Aim of the task: Go through the material below and copy each line where the word "Spatial" appears.

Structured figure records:
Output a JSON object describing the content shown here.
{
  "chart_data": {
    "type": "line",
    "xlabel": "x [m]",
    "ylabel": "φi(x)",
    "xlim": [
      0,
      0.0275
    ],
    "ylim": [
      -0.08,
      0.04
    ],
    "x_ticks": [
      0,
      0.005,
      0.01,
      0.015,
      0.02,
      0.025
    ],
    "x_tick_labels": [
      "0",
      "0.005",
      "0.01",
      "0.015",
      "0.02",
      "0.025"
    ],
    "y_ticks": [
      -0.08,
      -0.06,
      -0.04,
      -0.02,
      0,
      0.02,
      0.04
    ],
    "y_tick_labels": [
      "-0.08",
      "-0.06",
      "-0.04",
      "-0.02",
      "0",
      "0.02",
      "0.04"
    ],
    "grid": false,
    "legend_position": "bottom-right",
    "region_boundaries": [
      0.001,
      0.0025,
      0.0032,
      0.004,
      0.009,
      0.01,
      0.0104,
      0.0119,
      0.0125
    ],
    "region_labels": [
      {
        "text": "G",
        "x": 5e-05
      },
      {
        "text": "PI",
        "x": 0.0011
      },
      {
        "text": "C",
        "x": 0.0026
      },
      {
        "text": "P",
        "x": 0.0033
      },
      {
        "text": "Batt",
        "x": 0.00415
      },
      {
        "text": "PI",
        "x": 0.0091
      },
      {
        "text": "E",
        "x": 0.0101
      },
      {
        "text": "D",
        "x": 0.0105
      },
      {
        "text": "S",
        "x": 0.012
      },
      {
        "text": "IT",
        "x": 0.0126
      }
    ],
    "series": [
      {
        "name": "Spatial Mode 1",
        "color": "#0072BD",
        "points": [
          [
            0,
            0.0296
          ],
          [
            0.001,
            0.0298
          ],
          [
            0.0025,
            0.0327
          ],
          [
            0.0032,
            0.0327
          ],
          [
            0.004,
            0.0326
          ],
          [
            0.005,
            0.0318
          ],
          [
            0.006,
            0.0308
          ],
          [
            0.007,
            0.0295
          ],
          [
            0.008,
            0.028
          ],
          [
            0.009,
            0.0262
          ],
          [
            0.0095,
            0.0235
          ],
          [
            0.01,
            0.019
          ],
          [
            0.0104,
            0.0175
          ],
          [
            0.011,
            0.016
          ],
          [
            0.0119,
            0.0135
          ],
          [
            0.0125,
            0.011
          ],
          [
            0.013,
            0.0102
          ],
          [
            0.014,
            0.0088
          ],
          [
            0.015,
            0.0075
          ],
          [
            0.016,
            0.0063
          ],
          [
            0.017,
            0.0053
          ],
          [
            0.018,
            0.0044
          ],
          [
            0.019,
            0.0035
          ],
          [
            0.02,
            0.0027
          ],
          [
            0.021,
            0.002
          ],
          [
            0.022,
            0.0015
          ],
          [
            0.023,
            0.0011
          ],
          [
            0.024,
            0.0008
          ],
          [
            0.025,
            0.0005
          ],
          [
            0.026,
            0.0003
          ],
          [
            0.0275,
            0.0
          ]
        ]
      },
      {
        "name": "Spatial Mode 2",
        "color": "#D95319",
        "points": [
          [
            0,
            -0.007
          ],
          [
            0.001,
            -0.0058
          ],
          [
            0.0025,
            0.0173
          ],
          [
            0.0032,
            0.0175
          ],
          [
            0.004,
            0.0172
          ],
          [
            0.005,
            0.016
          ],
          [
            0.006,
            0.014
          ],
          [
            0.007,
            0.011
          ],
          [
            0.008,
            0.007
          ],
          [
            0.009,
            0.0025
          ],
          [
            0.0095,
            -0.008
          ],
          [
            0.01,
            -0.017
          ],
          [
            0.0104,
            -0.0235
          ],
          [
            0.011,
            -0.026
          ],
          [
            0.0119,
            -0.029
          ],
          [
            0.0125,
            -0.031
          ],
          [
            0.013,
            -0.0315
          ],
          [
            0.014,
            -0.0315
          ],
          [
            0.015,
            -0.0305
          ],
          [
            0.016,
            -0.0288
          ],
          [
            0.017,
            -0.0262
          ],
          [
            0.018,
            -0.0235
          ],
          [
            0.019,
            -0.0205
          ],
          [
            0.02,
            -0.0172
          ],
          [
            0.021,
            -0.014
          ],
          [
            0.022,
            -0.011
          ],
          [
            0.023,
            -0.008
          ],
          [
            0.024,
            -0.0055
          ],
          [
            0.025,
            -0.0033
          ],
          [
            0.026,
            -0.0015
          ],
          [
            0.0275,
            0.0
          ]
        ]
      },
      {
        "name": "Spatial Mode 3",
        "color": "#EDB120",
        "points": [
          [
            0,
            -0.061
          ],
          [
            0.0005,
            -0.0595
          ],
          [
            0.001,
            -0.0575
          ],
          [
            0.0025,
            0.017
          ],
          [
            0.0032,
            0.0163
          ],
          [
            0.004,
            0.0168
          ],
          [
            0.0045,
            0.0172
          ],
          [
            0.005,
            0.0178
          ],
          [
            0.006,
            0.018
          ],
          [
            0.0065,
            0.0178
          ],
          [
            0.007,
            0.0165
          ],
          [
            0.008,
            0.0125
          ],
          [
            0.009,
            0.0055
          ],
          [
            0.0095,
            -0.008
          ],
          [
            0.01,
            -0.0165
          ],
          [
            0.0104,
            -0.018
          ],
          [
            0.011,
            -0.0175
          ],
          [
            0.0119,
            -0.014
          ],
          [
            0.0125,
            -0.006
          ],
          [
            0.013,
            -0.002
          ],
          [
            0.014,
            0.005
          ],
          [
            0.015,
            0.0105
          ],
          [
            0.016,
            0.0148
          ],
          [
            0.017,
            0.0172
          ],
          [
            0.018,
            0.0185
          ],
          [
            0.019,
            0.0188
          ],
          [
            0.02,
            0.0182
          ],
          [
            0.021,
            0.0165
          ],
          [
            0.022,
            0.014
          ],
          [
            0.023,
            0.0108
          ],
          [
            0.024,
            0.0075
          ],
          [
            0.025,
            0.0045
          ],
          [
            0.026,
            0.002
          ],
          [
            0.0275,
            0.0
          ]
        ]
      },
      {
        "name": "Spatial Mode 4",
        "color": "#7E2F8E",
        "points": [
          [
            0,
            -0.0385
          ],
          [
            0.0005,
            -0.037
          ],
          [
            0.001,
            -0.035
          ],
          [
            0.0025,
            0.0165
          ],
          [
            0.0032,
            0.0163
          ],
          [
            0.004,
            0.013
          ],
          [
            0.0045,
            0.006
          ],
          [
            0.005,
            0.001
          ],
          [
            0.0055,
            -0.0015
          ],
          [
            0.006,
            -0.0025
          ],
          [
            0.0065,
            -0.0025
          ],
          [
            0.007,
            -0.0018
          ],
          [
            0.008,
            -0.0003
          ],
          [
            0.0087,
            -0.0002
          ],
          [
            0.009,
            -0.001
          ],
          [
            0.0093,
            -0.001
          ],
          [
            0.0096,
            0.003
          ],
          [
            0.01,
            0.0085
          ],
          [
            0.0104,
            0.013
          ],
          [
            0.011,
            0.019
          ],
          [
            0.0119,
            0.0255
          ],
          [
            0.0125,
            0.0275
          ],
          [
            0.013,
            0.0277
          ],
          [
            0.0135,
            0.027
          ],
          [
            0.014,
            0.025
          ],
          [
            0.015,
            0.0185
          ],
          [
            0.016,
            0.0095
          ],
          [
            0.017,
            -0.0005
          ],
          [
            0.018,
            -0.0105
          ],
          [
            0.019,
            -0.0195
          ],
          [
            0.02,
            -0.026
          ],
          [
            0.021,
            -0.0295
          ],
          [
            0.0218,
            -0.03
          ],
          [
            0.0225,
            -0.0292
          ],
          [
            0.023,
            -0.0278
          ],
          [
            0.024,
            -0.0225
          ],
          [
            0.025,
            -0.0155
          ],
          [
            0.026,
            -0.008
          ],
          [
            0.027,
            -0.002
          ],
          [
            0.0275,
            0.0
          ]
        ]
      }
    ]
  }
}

Output for this task:
        "name": "Spatial Mode 1",
        "name": "Spatial Mode 2",
        "name": "Spatial Mode 3",
        "name": "Spatial Mode 4",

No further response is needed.